Objective: Among the entries below, find the lines with "Refuse" and copy them.

******************************

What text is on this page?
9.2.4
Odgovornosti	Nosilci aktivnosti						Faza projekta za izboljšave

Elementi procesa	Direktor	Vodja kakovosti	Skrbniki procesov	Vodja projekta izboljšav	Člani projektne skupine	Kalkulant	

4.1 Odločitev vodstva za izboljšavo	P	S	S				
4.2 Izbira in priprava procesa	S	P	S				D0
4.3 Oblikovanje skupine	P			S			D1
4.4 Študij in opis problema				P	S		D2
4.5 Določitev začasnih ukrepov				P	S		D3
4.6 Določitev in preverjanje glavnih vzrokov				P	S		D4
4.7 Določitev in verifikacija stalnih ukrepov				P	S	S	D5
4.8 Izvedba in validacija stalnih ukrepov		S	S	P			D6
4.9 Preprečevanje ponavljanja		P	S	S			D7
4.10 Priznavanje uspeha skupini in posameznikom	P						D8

******************************

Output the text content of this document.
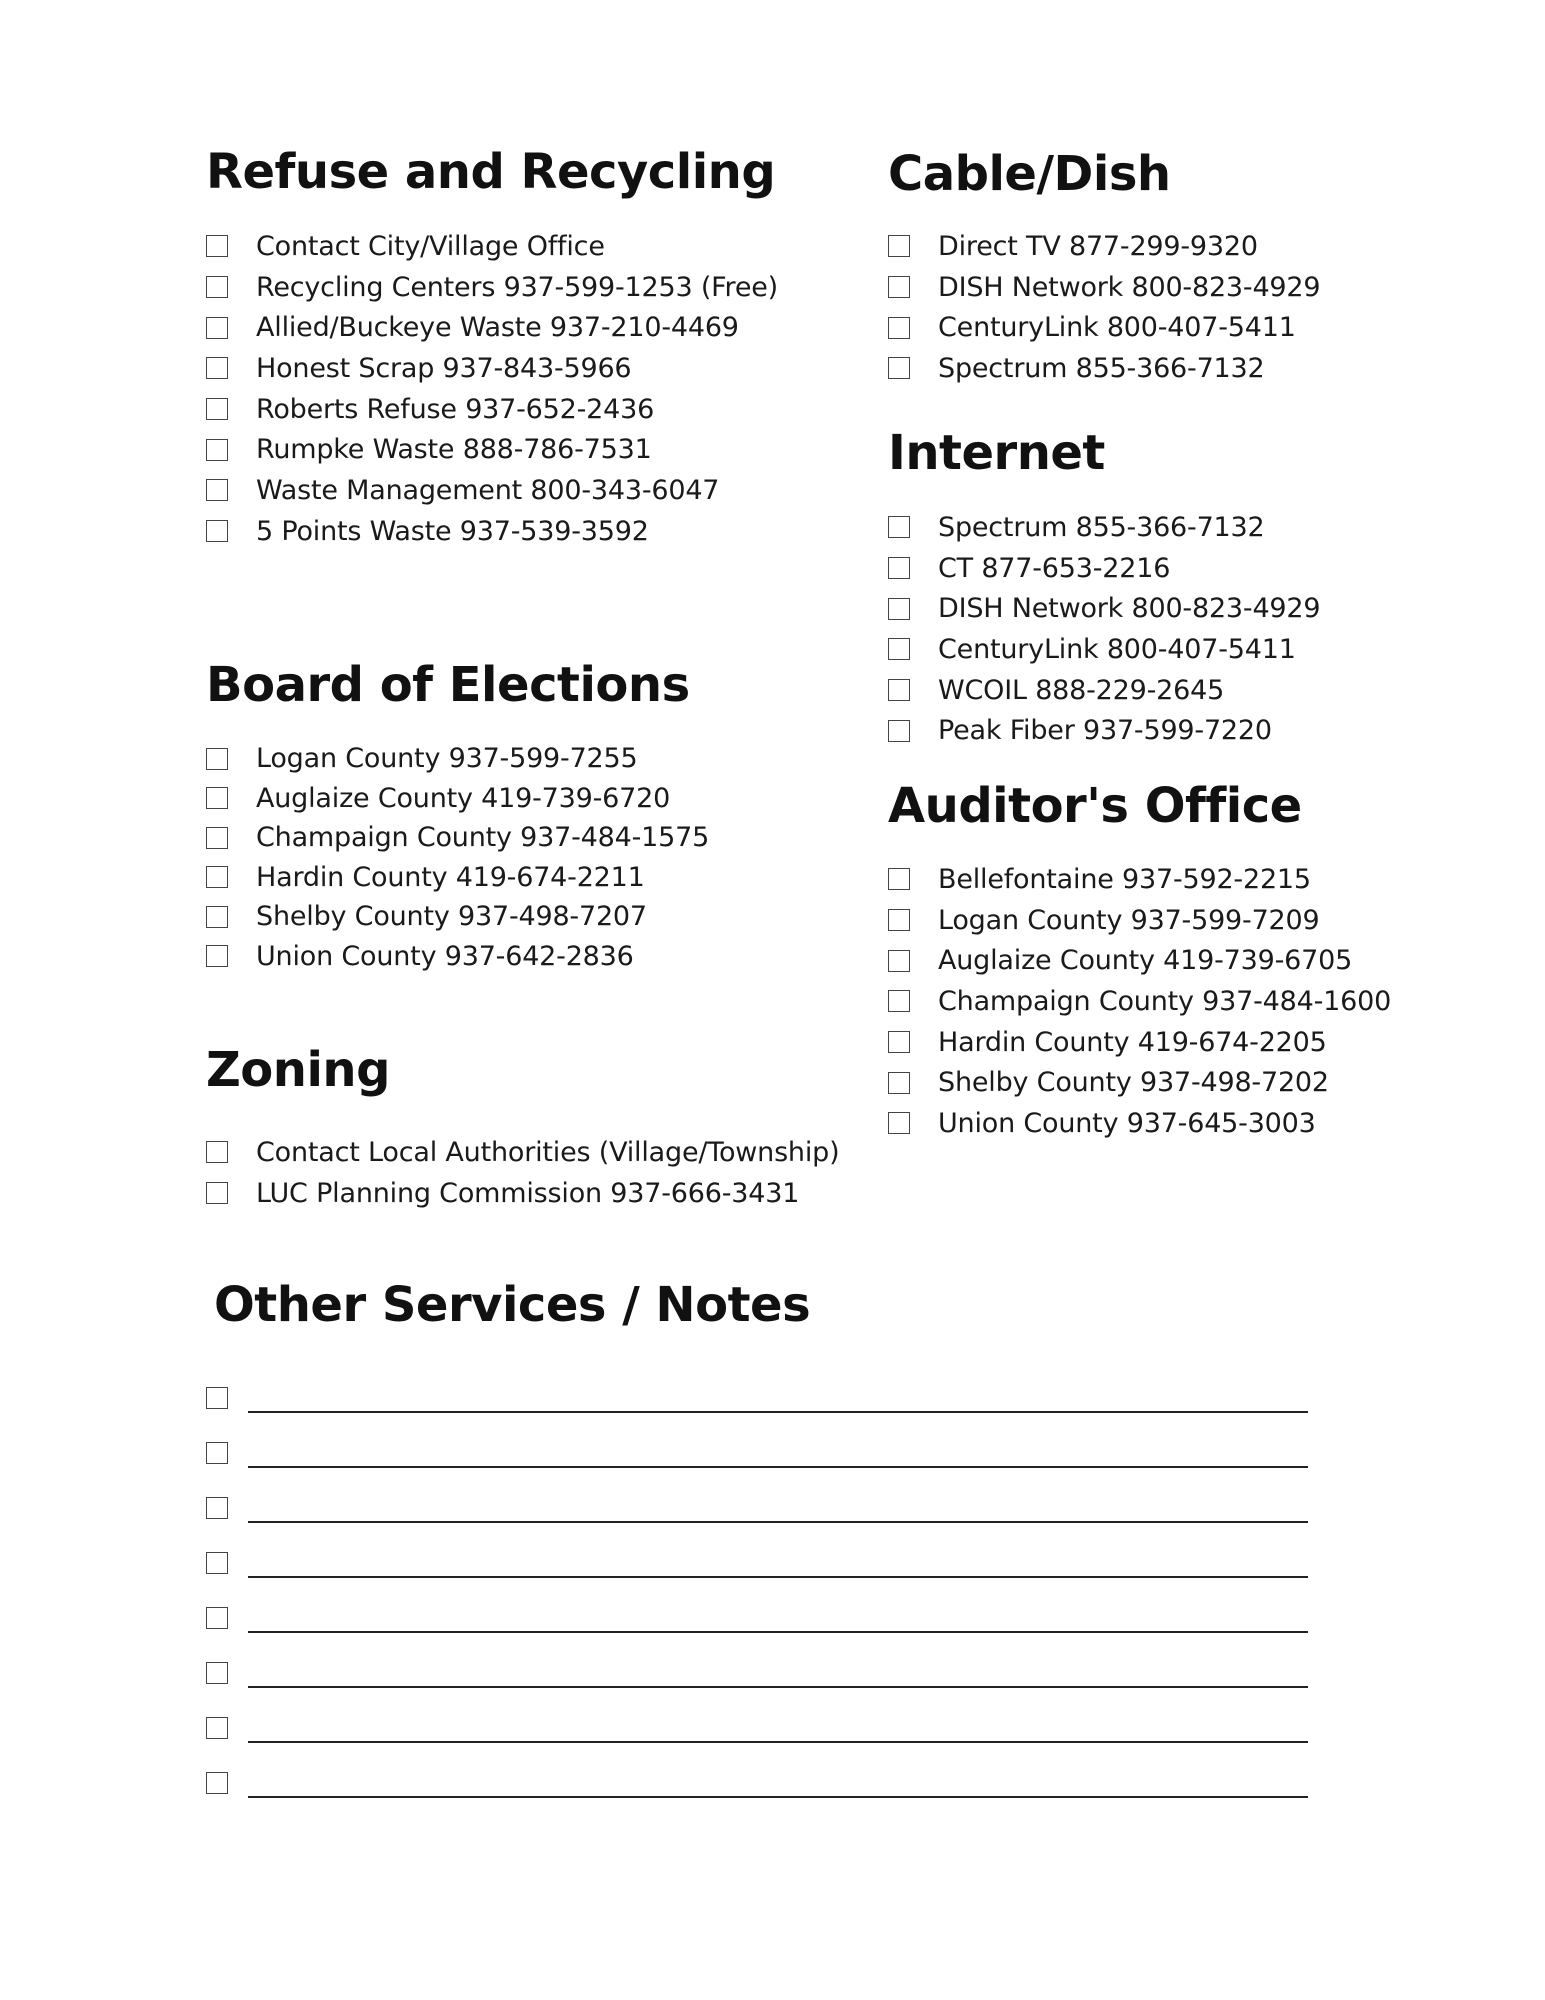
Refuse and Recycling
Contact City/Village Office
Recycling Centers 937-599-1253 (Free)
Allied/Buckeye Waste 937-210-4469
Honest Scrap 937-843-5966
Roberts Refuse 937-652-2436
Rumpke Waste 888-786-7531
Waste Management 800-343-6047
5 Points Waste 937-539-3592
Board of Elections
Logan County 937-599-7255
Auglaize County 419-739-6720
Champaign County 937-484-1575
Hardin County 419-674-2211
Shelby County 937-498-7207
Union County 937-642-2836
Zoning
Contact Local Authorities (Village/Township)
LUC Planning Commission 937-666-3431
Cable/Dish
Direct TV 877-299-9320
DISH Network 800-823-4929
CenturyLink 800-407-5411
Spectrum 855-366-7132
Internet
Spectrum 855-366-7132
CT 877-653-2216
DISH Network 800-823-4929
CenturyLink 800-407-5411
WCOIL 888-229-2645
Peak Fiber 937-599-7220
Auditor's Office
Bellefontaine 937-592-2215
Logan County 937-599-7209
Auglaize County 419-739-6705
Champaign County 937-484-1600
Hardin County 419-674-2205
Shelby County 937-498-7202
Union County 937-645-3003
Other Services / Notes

******************************

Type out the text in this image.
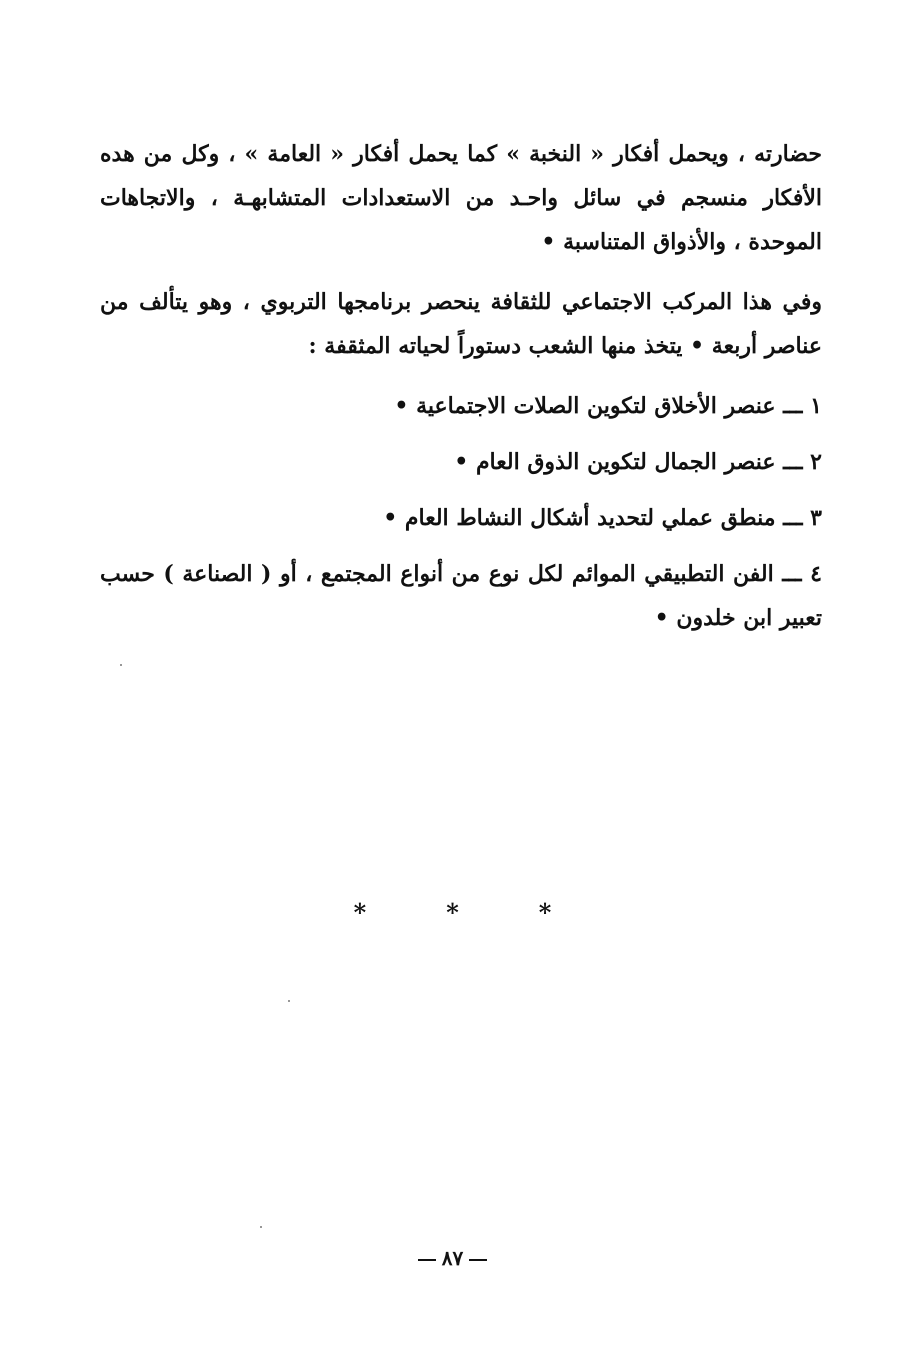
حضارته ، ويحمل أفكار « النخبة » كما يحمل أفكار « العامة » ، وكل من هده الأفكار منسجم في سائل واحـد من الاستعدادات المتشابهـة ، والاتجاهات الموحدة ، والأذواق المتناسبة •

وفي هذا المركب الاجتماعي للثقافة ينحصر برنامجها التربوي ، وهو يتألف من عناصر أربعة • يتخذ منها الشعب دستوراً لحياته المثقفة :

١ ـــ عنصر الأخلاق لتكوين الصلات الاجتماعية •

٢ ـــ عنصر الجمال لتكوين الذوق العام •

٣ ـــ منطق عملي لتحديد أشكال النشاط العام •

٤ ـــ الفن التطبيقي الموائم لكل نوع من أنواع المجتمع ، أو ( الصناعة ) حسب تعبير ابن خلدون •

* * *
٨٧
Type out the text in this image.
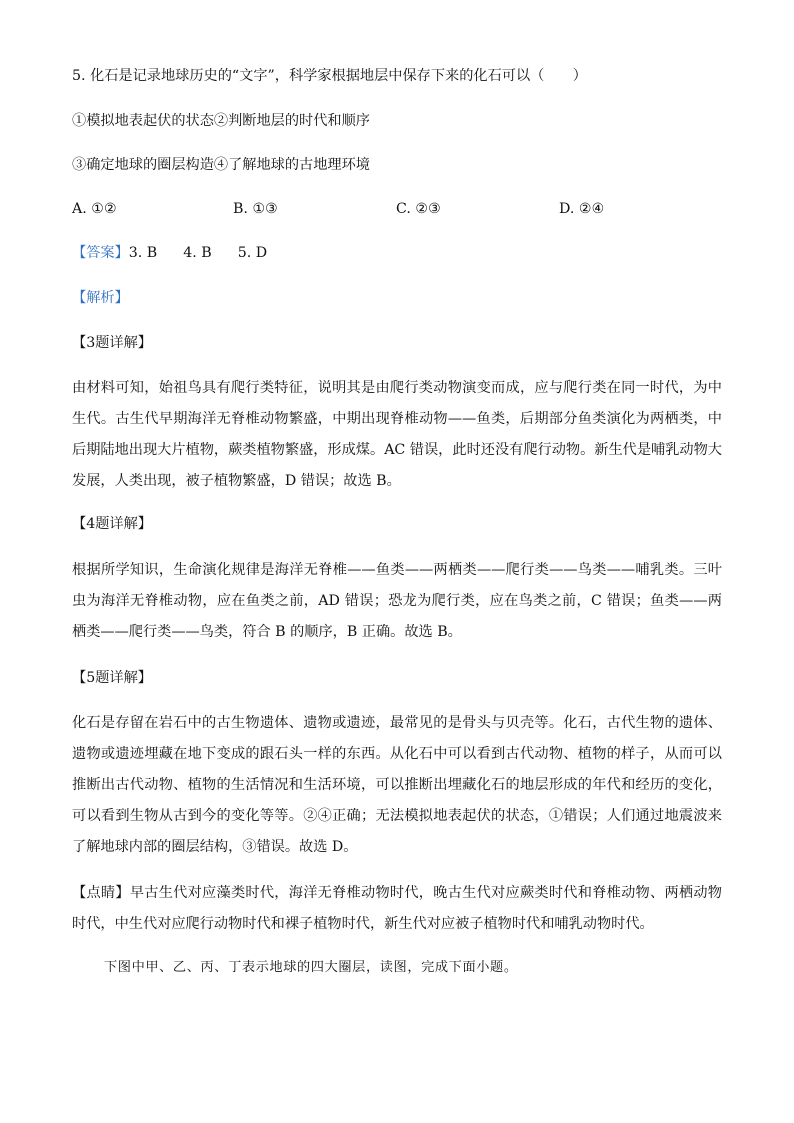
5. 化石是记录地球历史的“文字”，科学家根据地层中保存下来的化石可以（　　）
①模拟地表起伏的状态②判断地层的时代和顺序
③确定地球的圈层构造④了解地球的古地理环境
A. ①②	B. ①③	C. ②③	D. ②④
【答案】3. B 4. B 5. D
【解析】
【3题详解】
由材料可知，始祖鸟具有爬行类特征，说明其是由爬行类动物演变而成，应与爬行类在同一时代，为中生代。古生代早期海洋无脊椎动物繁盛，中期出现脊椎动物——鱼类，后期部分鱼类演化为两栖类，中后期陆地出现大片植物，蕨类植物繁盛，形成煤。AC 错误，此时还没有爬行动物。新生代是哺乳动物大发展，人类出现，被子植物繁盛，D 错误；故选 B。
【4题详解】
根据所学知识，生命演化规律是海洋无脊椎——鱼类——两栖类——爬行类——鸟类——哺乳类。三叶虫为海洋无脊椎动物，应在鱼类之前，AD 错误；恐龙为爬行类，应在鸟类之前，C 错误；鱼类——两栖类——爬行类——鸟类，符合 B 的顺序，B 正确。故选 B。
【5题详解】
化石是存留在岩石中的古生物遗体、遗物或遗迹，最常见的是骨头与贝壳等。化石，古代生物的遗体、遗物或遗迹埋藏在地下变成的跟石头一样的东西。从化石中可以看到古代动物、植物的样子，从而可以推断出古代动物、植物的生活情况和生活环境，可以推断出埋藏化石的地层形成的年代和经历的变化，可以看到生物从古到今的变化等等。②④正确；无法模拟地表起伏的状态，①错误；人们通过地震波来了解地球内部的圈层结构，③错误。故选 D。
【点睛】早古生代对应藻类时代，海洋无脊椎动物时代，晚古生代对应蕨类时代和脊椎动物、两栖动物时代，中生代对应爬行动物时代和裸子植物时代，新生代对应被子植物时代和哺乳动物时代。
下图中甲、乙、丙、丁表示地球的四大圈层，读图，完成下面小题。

******************************

Response:
Refuse and Recycling
Roberts Refuse 937-652-2436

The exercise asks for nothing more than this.